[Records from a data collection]
====

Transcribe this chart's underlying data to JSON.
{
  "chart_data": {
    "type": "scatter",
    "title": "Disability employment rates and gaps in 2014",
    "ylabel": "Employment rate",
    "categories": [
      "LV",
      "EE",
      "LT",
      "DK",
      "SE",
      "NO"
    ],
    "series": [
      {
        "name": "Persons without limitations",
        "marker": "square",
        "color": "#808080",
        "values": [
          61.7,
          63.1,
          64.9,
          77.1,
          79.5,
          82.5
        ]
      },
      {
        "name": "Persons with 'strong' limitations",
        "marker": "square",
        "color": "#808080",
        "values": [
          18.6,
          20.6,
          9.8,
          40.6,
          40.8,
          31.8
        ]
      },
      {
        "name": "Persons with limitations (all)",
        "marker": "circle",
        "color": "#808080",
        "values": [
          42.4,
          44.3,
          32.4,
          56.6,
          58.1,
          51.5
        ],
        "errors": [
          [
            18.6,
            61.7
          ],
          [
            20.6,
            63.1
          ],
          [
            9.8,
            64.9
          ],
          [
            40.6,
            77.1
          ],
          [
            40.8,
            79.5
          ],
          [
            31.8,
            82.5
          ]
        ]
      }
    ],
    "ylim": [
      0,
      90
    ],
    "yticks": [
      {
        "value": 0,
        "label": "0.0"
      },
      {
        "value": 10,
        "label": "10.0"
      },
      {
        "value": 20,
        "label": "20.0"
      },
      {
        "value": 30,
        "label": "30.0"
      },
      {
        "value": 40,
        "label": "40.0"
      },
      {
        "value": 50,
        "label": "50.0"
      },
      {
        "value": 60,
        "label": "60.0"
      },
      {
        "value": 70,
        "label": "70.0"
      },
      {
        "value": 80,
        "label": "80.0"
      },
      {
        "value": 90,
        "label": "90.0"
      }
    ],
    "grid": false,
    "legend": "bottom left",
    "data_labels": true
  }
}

====

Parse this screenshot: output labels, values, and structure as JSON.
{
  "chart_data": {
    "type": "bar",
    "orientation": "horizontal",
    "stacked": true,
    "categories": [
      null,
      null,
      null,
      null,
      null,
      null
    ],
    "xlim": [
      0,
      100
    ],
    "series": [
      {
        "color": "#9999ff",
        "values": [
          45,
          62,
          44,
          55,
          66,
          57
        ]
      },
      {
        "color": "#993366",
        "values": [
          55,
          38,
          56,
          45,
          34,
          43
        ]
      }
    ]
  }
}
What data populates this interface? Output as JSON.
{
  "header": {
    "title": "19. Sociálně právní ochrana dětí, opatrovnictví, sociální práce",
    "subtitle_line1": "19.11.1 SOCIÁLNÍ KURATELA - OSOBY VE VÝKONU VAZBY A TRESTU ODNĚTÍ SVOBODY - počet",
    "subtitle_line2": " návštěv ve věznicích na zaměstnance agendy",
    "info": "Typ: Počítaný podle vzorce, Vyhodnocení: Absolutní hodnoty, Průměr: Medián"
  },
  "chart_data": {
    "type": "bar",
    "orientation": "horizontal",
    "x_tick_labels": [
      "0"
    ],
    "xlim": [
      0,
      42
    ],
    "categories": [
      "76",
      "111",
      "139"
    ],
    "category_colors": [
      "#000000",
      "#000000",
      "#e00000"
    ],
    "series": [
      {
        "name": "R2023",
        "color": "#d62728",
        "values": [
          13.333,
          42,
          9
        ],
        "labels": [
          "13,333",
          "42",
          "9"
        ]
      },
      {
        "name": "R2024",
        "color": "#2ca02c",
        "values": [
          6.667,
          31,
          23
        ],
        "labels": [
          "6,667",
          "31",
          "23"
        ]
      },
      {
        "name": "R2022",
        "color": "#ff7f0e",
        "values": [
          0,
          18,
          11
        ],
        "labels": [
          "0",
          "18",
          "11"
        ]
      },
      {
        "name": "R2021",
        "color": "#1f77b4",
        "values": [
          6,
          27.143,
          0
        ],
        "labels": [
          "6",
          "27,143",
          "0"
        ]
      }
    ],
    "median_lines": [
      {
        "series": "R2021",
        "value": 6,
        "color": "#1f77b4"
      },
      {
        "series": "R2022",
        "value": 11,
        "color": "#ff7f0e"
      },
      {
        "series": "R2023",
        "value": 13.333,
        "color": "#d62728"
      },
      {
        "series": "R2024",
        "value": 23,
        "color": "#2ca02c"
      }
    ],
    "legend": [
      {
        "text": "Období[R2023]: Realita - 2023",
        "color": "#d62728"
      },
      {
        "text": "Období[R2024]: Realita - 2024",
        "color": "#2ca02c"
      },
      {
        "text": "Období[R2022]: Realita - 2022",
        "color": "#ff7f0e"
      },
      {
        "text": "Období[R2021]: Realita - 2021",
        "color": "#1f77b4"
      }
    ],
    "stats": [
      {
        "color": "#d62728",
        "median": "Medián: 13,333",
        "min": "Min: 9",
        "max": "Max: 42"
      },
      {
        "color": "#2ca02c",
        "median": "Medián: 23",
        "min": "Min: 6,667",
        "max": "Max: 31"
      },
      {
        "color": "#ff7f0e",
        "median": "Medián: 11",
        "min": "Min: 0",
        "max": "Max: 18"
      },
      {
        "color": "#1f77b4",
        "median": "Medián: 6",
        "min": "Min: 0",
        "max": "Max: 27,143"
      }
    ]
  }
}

====

◆ Task to carry out ◆
In the listing, find every line containing the word "Persons" and list it.

◆ Full solution ◆
        "name": "Persons without limitations",
        "name": "Persons with 'strong' limitations",
        "name": "Persons with limitations (all)",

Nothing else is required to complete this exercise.